▶ **TEXT SECTION**:
** BEGIN **

Krugle Regular Expression Syntax in Solr Queries

Selected regular expression capabilities are supported in Krugle. The regular expression engine is not Perl-compatible but supports a range of useful operators. Regular expressions need to be enclosed within two slash characters.


Automatic anchoring

Anchoring is automatic with Krugle search, beginning with the first character of the term and ending with the last character of the same term. As a result, the input pattern used with regular expression search must match the entire matching term. For the term abcde:

ab.*     # match
abcd     # no match
Allowed characters

Any Unicode characters may be used in the pattern, but certain characters are reserved and must be escaped. The Krugle regular expression reserved characters are:

+ - && || ! ( ) { } [ ] ^ " ~ * ? : \ /

Any reserved character can be escaped with a backslash, e.g. \* to indicate that * is NOT a regular expression "zero or more" pattern specifier. This includes the backslash character itself, via \\

Additionally, any characters (except double quotes) are interpreted literally when surrounded by double quotes:

john"@regex-demo.com"

** END **

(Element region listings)
** BEGIN **

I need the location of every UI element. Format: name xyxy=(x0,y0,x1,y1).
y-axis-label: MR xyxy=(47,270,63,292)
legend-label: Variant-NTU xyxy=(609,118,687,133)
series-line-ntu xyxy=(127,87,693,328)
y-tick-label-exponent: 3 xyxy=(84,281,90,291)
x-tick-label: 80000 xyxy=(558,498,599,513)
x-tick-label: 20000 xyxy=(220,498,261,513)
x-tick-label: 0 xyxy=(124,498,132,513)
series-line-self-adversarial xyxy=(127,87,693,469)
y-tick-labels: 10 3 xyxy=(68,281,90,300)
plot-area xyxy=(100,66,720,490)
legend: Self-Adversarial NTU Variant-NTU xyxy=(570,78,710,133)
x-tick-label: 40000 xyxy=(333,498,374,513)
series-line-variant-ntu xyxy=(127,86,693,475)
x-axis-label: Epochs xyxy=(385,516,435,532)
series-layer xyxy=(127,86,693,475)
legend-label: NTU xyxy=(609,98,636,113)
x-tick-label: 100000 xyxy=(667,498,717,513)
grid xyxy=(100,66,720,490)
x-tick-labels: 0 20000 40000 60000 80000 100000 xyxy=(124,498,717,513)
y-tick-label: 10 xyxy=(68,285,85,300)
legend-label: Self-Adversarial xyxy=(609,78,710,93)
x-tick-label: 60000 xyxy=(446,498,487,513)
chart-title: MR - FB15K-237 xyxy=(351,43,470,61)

** END **

▶ **THINGS TO DO**:
A) In the Krugle regex page, reproduce the passage from "Selected regular expression" to "two slash characters.", swapping "two slash characters" for "a pair of slash characters".
B) According to the Krugle regex page, what character is used to escape a reserved character?

▶ **RESPONSE LIST**:
A)
Selected regular expression capabilities are supported in Krugle. The regular expression engine is not Perl-compatible but supports a range of useful operators. Regular expressions need to be enclosed within a pair of slash characters.

B) A backslash.